**Work to be completed**
In the material below, list every line carrying the string "Parts".

**Available records**
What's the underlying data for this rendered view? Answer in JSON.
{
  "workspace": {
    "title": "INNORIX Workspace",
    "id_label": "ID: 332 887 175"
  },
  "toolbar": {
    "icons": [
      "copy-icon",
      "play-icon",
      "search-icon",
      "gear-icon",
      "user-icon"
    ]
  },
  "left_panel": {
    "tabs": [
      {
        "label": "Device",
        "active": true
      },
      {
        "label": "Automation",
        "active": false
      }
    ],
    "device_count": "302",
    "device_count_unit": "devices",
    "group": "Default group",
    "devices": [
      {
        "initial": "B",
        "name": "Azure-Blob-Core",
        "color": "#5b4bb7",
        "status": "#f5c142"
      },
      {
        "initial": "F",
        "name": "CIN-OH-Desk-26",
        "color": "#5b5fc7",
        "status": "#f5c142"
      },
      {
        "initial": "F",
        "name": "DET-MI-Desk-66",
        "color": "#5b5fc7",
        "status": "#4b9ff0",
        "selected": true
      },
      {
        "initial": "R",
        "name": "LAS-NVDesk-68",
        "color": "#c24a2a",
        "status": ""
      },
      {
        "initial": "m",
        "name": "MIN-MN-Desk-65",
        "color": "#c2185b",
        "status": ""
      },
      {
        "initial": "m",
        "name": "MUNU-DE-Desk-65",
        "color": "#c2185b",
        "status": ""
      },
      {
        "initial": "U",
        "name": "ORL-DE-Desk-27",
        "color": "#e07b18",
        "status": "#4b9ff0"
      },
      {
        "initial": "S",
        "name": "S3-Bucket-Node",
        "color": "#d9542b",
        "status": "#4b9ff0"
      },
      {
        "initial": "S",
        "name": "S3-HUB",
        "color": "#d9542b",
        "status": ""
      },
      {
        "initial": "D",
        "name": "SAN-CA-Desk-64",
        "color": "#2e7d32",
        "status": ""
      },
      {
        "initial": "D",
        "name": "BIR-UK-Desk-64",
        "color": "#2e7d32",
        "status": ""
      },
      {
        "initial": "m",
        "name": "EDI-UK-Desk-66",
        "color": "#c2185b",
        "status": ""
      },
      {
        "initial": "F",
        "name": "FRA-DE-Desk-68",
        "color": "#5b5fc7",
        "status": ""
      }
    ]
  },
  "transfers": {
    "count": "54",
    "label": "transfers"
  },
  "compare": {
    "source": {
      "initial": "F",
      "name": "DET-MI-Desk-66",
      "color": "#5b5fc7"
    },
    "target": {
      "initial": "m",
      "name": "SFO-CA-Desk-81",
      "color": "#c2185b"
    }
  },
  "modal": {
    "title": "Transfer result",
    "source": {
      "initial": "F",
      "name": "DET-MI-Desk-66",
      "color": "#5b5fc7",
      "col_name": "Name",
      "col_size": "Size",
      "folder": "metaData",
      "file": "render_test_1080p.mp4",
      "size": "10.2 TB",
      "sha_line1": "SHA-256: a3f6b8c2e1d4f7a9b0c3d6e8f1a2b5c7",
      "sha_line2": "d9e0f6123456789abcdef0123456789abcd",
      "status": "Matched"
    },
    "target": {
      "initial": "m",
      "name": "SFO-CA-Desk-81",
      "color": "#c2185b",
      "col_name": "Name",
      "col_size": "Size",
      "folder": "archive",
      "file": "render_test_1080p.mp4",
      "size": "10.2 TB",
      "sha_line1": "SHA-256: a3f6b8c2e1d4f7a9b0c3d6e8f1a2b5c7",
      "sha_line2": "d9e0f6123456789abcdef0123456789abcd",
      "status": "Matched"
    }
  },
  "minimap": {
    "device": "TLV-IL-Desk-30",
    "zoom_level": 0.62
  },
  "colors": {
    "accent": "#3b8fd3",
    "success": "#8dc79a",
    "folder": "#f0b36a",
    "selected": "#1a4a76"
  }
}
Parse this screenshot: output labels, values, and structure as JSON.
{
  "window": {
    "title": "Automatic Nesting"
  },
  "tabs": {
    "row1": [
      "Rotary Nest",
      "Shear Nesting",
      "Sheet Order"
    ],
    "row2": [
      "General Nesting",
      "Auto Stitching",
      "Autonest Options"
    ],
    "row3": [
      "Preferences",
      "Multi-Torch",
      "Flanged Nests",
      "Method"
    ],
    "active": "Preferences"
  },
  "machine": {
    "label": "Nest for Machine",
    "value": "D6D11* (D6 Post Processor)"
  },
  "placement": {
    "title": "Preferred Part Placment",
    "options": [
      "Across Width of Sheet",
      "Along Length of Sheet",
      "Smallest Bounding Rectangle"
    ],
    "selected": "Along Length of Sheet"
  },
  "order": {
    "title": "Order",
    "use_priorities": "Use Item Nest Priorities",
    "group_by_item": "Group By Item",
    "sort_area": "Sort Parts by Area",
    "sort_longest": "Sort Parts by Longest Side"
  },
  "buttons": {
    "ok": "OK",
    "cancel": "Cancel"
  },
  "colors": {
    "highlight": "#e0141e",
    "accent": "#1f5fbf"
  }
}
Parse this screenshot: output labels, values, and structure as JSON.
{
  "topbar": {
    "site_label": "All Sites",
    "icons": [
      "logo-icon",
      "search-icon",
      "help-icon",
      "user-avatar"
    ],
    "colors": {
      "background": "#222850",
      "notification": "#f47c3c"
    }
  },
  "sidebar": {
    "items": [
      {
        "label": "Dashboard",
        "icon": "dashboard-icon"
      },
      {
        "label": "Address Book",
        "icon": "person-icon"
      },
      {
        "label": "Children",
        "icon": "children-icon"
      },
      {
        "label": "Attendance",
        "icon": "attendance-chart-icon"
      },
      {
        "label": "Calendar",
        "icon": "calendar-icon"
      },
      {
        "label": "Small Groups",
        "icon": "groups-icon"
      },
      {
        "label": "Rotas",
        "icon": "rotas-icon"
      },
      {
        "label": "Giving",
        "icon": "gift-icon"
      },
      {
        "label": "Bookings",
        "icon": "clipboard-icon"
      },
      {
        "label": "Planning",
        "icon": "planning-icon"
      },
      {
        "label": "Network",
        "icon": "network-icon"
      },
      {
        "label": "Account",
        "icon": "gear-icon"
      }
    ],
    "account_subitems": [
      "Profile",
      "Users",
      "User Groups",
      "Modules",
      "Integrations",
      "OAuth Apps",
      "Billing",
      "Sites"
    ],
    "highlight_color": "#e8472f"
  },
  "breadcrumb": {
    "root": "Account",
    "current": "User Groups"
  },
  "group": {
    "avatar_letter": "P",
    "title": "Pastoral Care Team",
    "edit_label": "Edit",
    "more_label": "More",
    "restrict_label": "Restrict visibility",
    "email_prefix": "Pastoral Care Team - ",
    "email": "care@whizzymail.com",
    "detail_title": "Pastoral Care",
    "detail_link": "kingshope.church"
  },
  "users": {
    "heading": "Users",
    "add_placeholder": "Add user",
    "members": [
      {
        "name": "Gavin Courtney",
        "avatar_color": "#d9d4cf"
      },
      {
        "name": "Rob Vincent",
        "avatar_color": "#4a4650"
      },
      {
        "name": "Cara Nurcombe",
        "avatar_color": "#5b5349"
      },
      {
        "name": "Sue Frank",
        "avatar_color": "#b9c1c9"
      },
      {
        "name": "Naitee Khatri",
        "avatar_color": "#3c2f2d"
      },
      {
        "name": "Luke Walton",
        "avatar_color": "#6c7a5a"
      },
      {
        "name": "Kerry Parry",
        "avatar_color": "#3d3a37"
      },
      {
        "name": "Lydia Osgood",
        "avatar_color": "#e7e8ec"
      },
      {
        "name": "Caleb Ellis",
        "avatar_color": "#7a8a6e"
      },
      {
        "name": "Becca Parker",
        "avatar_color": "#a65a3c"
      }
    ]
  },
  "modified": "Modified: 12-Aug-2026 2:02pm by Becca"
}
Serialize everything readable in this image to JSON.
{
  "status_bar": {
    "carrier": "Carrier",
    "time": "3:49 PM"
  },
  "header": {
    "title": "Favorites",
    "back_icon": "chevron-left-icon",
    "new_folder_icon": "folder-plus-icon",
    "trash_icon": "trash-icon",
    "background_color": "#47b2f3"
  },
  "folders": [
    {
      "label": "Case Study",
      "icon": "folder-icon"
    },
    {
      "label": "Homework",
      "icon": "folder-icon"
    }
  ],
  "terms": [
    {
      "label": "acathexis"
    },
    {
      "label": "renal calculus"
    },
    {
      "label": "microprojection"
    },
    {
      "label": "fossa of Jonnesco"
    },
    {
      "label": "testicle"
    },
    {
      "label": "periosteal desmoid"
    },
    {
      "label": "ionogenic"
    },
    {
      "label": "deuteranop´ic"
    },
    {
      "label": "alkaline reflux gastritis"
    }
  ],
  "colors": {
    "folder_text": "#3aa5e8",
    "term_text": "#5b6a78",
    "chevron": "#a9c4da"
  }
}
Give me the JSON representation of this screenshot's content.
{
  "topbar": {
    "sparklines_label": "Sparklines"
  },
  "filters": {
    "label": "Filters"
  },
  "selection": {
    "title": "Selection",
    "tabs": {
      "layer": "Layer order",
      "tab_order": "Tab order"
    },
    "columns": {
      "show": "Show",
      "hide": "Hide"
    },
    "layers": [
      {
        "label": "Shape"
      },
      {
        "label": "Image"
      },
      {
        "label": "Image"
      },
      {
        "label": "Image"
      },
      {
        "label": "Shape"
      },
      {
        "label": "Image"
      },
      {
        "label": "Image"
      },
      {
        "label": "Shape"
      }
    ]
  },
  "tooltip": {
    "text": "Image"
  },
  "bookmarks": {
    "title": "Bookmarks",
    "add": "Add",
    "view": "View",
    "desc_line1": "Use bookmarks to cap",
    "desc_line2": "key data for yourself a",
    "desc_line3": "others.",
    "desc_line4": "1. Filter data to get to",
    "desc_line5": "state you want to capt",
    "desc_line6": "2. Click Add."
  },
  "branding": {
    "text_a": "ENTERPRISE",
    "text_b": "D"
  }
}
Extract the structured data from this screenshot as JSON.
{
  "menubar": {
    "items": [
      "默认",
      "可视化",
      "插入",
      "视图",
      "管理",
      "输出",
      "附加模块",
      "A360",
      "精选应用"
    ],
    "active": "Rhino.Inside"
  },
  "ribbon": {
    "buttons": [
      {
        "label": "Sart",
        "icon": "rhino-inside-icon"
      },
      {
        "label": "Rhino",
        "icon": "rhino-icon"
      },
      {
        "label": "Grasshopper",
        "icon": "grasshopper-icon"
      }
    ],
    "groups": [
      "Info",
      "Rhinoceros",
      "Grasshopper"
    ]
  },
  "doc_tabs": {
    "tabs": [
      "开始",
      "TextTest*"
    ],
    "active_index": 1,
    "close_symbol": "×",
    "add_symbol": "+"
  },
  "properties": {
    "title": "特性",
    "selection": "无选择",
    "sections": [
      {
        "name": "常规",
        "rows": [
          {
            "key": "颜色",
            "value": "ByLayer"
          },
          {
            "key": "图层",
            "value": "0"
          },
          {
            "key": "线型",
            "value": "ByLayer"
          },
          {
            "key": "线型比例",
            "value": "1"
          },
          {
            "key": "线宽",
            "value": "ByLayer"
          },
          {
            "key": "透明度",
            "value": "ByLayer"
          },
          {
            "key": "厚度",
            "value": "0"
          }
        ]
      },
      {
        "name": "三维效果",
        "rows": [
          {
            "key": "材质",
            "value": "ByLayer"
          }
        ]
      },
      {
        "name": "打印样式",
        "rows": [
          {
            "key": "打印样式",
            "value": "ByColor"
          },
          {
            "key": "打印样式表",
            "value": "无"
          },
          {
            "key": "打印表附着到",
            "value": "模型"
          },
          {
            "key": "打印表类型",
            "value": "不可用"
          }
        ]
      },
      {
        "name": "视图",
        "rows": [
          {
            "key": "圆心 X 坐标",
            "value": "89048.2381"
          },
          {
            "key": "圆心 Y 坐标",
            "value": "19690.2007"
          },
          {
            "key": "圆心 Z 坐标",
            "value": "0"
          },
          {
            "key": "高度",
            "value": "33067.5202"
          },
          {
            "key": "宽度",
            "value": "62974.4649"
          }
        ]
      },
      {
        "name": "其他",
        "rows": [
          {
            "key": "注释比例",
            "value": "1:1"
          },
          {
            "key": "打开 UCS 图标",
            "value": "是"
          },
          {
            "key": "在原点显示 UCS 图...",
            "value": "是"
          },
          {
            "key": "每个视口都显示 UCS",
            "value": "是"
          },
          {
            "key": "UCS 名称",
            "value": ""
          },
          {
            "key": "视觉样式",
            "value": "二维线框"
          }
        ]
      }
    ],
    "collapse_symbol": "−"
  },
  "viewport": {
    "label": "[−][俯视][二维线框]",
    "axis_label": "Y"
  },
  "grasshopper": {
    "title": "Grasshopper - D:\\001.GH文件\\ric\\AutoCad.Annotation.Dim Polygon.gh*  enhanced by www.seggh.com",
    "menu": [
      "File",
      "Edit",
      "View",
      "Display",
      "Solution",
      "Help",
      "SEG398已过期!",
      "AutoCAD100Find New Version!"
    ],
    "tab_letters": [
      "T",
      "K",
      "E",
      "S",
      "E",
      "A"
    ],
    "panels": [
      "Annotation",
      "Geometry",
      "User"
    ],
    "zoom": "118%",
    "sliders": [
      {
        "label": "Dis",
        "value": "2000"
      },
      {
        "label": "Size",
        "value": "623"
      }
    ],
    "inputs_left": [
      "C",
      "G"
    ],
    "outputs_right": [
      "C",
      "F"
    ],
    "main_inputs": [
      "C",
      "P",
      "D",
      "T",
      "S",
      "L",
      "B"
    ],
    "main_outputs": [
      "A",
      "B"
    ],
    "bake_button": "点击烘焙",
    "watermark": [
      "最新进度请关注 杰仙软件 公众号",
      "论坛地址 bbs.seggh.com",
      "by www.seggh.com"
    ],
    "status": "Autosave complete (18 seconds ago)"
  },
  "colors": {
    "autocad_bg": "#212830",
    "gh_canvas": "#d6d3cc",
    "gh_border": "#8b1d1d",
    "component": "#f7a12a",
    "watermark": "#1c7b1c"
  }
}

**Answer for this exercise**
    "sort_area": "Sort Parts by Area",
    "sort_longest": "Sort Parts by Longest Side"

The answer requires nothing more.